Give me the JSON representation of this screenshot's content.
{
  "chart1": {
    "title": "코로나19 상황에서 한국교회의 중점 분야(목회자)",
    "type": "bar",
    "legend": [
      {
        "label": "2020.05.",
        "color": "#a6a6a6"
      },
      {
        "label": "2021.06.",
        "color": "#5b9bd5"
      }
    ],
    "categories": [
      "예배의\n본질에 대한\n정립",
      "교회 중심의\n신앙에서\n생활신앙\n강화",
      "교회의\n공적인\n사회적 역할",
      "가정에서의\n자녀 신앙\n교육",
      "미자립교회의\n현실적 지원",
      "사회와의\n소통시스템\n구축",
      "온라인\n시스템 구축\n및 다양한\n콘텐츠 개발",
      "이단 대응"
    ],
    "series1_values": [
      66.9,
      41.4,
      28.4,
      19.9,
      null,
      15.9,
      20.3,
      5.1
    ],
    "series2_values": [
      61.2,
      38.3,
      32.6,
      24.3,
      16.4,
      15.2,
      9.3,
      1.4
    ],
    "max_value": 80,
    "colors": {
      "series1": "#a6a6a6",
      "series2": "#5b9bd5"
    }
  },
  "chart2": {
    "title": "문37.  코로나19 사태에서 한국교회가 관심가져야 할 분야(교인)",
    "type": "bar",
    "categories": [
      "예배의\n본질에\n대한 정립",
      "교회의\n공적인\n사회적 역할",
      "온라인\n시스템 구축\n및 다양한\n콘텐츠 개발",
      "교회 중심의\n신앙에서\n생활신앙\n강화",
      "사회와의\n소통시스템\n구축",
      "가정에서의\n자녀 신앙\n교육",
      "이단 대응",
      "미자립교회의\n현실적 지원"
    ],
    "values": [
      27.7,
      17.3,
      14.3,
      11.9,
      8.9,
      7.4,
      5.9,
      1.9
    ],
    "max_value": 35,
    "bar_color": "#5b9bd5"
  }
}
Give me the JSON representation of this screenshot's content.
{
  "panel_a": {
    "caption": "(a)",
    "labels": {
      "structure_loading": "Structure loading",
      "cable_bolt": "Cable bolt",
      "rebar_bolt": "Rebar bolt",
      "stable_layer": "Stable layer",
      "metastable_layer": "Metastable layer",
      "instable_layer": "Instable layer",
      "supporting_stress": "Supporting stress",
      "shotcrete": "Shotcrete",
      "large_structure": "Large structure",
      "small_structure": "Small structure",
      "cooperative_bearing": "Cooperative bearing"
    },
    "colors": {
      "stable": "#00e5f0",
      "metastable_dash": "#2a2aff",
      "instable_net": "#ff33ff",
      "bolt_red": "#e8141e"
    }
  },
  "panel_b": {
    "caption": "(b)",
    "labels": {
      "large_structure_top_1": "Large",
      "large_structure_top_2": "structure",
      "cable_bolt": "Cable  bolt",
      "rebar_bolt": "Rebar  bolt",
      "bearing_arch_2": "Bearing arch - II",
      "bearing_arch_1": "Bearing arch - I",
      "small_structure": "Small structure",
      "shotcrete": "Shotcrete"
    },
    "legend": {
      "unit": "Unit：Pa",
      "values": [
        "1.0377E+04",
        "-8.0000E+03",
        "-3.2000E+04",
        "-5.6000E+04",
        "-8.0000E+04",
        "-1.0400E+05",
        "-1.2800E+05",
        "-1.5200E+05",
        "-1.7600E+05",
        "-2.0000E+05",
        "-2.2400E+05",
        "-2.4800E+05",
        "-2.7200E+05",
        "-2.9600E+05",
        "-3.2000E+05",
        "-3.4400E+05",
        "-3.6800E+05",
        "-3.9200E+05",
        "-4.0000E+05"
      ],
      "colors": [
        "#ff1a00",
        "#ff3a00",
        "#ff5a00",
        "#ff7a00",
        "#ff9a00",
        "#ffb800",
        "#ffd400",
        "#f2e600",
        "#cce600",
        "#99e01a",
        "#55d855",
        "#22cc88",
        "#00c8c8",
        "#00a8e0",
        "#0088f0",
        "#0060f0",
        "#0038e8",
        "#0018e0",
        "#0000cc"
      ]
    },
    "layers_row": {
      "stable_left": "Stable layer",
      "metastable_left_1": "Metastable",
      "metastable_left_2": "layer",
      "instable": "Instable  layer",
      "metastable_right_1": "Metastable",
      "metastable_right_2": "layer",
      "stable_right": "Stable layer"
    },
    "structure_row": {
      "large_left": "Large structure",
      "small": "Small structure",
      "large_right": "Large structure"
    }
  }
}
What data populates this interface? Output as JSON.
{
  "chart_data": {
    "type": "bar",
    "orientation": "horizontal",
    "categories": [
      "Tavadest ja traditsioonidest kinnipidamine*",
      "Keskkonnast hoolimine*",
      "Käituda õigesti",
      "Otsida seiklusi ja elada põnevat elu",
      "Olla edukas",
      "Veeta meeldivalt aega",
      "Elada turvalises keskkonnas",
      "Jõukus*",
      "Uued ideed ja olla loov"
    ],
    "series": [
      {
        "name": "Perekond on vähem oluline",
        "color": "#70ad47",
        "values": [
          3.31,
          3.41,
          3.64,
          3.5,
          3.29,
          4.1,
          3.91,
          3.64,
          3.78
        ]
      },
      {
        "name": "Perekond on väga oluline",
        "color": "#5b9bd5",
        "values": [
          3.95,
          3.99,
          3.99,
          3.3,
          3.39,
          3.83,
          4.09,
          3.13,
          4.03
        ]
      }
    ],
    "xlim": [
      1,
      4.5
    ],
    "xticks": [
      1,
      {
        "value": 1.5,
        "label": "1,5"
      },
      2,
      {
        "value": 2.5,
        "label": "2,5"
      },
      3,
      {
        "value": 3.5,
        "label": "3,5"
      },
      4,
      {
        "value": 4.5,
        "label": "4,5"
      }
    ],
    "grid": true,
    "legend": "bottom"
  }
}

AIM OF THE TASK → Restate all of the entries above precisely.

WORKED SOLUTION →
Give me the JSON representation of this screenshot's content.
{
  "chart1": {
    "title": "코로나19 상황에서 한국교회의 중점 분야(목회자)",
    "type": "bar",
    "legend": [
      {
        "label": "2020.05.",
        "color": "#a6a6a6"
      },
      {
        "label": "2021.06.",
        "color": "#5b9bd5"
      }
    ],
    "categories": [
      "예배의\n본질에 대한\n정립",
      "교회 중심의\n신앙에서\n생활신앙\n강화",
      "교회의\n공적인\n사회적 역할",
      "가정에서의\n자녀 신앙\n교육",
      "미자립교회의\n현실적 지원",
      "사회와의\n소통시스템\n구축",
      "온라인\n시스템 구축\n및 다양한\n콘텐츠 개발",
      "이단 대응"
    ],
    "series1_values": [
      66.9,
      41.4,
      28.4,
      19.9,
      null,
      15.9,
      20.3,
      5.1
    ],
    "series2_values": [
      61.2,
      38.3,
      32.6,
      24.3,
      16.4,
      15.2,
      9.3,
      1.4
    ],
    "max_value": 80,
    "colors": {
      "series1": "#a6a6a6",
      "series2": "#5b9bd5"
    }
  },
  "chart2": {
    "title": "문37.  코로나19 사태에서 한국교회가 관심가져야 할 분야(교인)",
    "type": "bar",
    "categories": [
      "예배의\n본질에\n대한 정립",
      "교회의\n공적인\n사회적 역할",
      "온라인\n시스템 구축\n및 다양한\n콘텐츠 개발",
      "교회 중심의\n신앙에서\n생활신앙\n강화",
      "사회와의\n소통시스템\n구축",
      "가정에서의\n자녀 신앙\n교육",
      "이단 대응",
      "미자립교회의\n현실적 지원"
    ],
    "values": [
      27.7,
      17.3,
      14.3,
      11.9,
      8.9,
      7.4,
      5.9,
      1.9
    ],
    "max_value": 35,
    "bar_color": "#5b9bd5"
  }
}
Give me the JSON representation of this screenshot's content.
{
  "panel_a": {
    "caption": "(a)",
    "labels": {
      "structure_loading": "Structure loading",
      "cable_bolt": "Cable bolt",
      "rebar_bolt": "Rebar bolt",
      "stable_layer": "Stable layer",
      "metastable_layer": "Metastable layer",
      "instable_layer": "Instable layer",
      "supporting_stress": "Supporting stress",
      "shotcrete": "Shotcrete",
      "large_structure": "Large structure",
      "small_structure": "Small structure",
      "cooperative_bearing": "Cooperative bearing"
    },
    "colors": {
      "stable": "#00e5f0",
      "metastable_dash": "#2a2aff",
      "instable_net": "#ff33ff",
      "bolt_red": "#e8141e"
    }
  },
  "panel_b": {
    "caption": "(b)",
    "labels": {
      "large_structure_top_1": "Large",
      "large_structure_top_2": "structure",
      "cable_bolt": "Cable  bolt",
      "rebar_bolt": "Rebar  bolt",
      "bearing_arch_2": "Bearing arch - II",
      "bearing_arch_1": "Bearing arch - I",
      "small_structure": "Small structure",
      "shotcrete": "Shotcrete"
    },
    "legend": {
      "unit": "Unit：Pa",
      "values": [
        "1.0377E+04",
        "-8.0000E+03",
        "-3.2000E+04",
        "-5.6000E+04",
        "-8.0000E+04",
        "-1.0400E+05",
        "-1.2800E+05",
        "-1.5200E+05",
        "-1.7600E+05",
        "-2.0000E+05",
        "-2.2400E+05",
        "-2.4800E+05",
        "-2.7200E+05",
        "-2.9600E+05",
        "-3.2000E+05",
        "-3.4400E+05",
        "-3.6800E+05",
        "-3.9200E+05",
        "-4.0000E+05"
      ],
      "colors": [
        "#ff1a00",
        "#ff3a00",
        "#ff5a00",
        "#ff7a00",
        "#ff9a00",
        "#ffb800",
        "#ffd400",
        "#f2e600",
        "#cce600",
        "#99e01a",
        "#55d855",
        "#22cc88",
        "#00c8c8",
        "#00a8e0",
        "#0088f0",
        "#0060f0",
        "#0038e8",
        "#0018e0",
        "#0000cc"
      ]
    },
    "layers_row": {
      "stable_left": "Stable layer",
      "metastable_left_1": "Metastable",
      "metastable_left_2": "layer",
      "instable": "Instable  layer",
      "metastable_right_1": "Metastable",
      "metastable_right_2": "layer",
      "stable_right": "Stable layer"
    },
    "structure_row": {
      "large_left": "Large structure",
      "small": "Small structure",
      "large_right": "Large structure"
    }
  }
}
What data populates this interface? Output as JSON.
{
  "chart_data": {
    "type": "bar",
    "orientation": "horizontal",
    "categories": [
      "Tavadest ja traditsioonidest kinnipidamine*",
      "Keskkonnast hoolimine*",
      "Käituda õigesti",
      "Otsida seiklusi ja elada põnevat elu",
      "Olla edukas",
      "Veeta meeldivalt aega",
      "Elada turvalises keskkonnas",
      "Jõukus*",
      "Uued ideed ja olla loov"
    ],
    "series": [
      {
        "name": "Perekond on vähem oluline",
        "color": "#70ad47",
        "values": [
          3.31,
          3.41,
          3.64,
          3.5,
          3.29,
          4.1,
          3.91,
          3.64,
          3.78
        ]
      },
      {
        "name": "Perekond on väga oluline",
        "color": "#5b9bd5",
        "values": [
          3.95,
          3.99,
          3.99,
          3.3,
          3.39,
          3.83,
          4.09,
          3.13,
          4.03
        ]
      }
    ],
    "xlim": [
      1,
      4.5
    ],
    "xticks": [
      1,
      {
        "value": 1.5,
        "label": "1,5"
      },
      2,
      {
        "value": 2.5,
        "label": "2,5"
      },
      3,
      {
        "value": 3.5,
        "label": "3,5"
      },
      4,
      {
        "value": 4.5,
        "label": "4,5"
      }
    ],
    "grid": true,
    "legend": "bottom"
  }
}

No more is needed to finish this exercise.